TAREA PLANTEADA A
Indique si cada afirmación coincide con el texto mostrado y responda sí o no, citando literalmente las palabras del texto que lo deciden. (i) Los reporteros tomaron por sangre unas manchas que en realidad eran sudores de un árbol. (ii) El anfitrión se espantó de la seriedad de los periodistas. (iii) Al ser liberado de la cárcel, el escultor huyó primero a Francia.
TAREA PLANTEADA B
Responda según el texto mostrado:
(i) ¿Dónde nació el escultor?
(ii) ¿Cuánto tiempo pasó en la cárcel antes de que una revuelta lo liberara?
(iii) ¿En qué ciudad se instaló primero tras cruzar el Atlántico?

TEXTO MOSTRADO
Un día, un grupo de reporteros locales se armó de valor para llevar a cabo una peligrosa marcha a la casa del diablo. Tocaron a la puerta, dijeron a quién buscaban, fueron recibidos cortésmente; en las manchas del piso bajo el árbol del plátano identificaron la sangre de la que tanto se hablaba (cuando eran sólo sudores del mismo árbol)… Se enfrentaron luego a una iconografía extravagante. Habrán visto por ahí un ángel exterminador metálico, y muchas otras figuras en bronce y plata, desde joyería hasta piezas monumentales. La anfitriona (una mujer perfectamente normal) se espantó de la seriedad y el miedo de los periodistas, con sus medallitas virginales en el pecho; en cambio, el anfitrión tomó a broma la visita. Luego las cosas más o menos se aclararon, pero el peregrinar de los hombres de la prensa alertó a ambos sobre un terror popular que iba in crescendo y tal vez, en algún momento, podría volverse incontrolable, pues el miedo (como sentenció Fassbinder) devora el alma, y más cuando el enemigo es el propio Satanás.
Si tomaron bien sus notas, habrán apuntado los reporteros que ese a quien los vecinos identificaban como el diablo era húngaro, nacido en Kondoros en la primera mitad del siglo XX, y que de niño había admirado a Racoczy Ferenoz, soberano de Transilvania, del cual hizo, en su primera infancia, una escultura en barro. Persistió en el trabajo artístico hasta que los rusos invadieron Hungría, y él fue culpado por tener en su poder un rifle inservible: lo llevaron preso a la cárcel de Maria Nostra. Por esa costumbre de modificar con sus manos los objetos, daba forma al migajón de los panes antes de llevarlos a la boca, lo que era un doble alimento pues satisfacía su hambre física y su hambre artística. Luego de cinco años, una revuelta lo liberó y él huyó hacia Austria, primero, y luego a Francia, en donde siguió ejerciendo el oficio de escultor. A finales de los años cincuenta o principios de los sesenta cruzó el Atlántico, para instalarse inicialmente en la ciudad de México y después en ese Acapulco que Francisco Tario había dibujado, una década atrás, como un sueño.

ÍTEMS PROPORCIONADOS

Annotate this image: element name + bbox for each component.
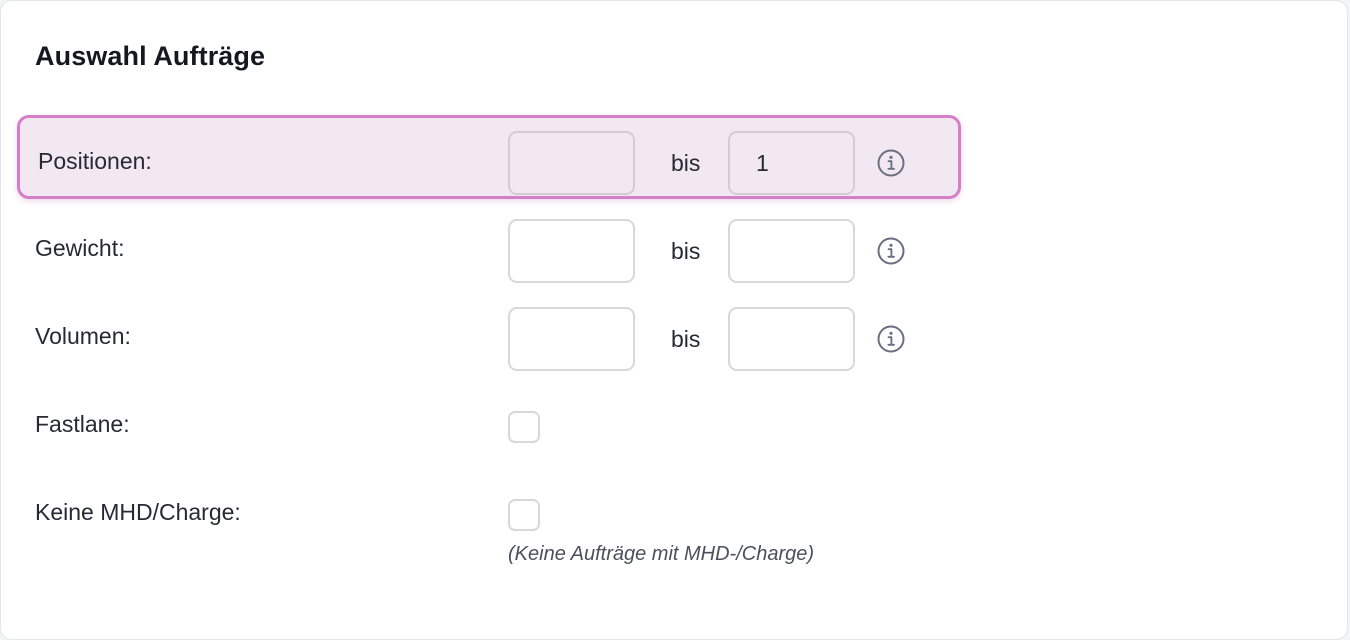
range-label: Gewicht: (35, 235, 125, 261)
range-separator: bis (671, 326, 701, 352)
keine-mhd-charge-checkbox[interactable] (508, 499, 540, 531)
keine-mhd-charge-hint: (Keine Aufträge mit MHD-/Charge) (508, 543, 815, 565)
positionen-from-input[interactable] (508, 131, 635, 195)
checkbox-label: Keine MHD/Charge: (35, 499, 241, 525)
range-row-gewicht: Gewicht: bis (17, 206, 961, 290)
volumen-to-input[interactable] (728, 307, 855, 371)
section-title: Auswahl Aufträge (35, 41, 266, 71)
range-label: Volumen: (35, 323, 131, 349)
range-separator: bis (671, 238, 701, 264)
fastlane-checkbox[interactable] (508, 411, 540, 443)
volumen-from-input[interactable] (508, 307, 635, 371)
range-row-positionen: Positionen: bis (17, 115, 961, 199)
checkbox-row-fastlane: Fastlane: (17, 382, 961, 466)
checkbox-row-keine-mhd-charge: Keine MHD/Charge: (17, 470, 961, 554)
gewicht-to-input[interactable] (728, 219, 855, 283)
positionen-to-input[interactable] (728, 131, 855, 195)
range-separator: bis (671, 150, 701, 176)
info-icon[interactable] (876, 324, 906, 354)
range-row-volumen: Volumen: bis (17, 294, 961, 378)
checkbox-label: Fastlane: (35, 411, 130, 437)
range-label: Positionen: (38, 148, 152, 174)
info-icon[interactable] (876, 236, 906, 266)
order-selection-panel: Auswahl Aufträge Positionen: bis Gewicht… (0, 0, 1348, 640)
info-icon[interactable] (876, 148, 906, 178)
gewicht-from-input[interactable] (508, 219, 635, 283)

--

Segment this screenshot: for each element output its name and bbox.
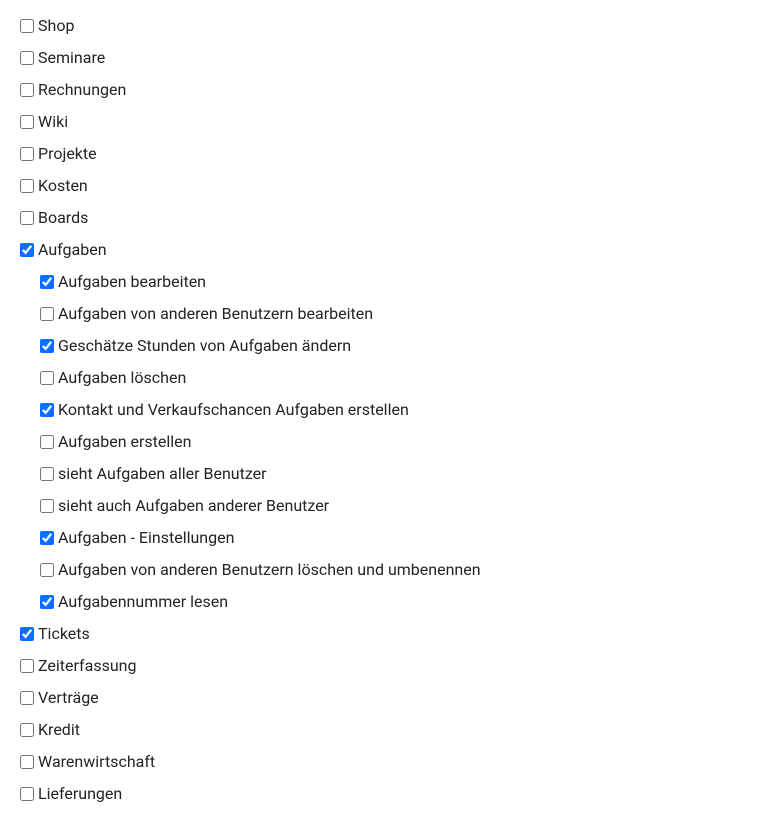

RESPUESTA A
(i) Sí: "en las manchas del piso bajo el árbol del plátano identificaron la sangre de la que tanto se hablaba (cuando eran sólo sudores del mismo árbol)".
(ii) No: "La anfitriona (una mujer perfectamente normal) se espantó de la seriedad y el miedo de los periodistas, con sus medallitas virginales en el pecho; en cambio, el anfitrión tomó a broma la visita."
(iii) No: "huyó hacia Austria, primero, y luego a Francia".

RESPUESTA B
(i) En Kondoros.
(ii) Cinco años.
(iii) En la ciudad de México.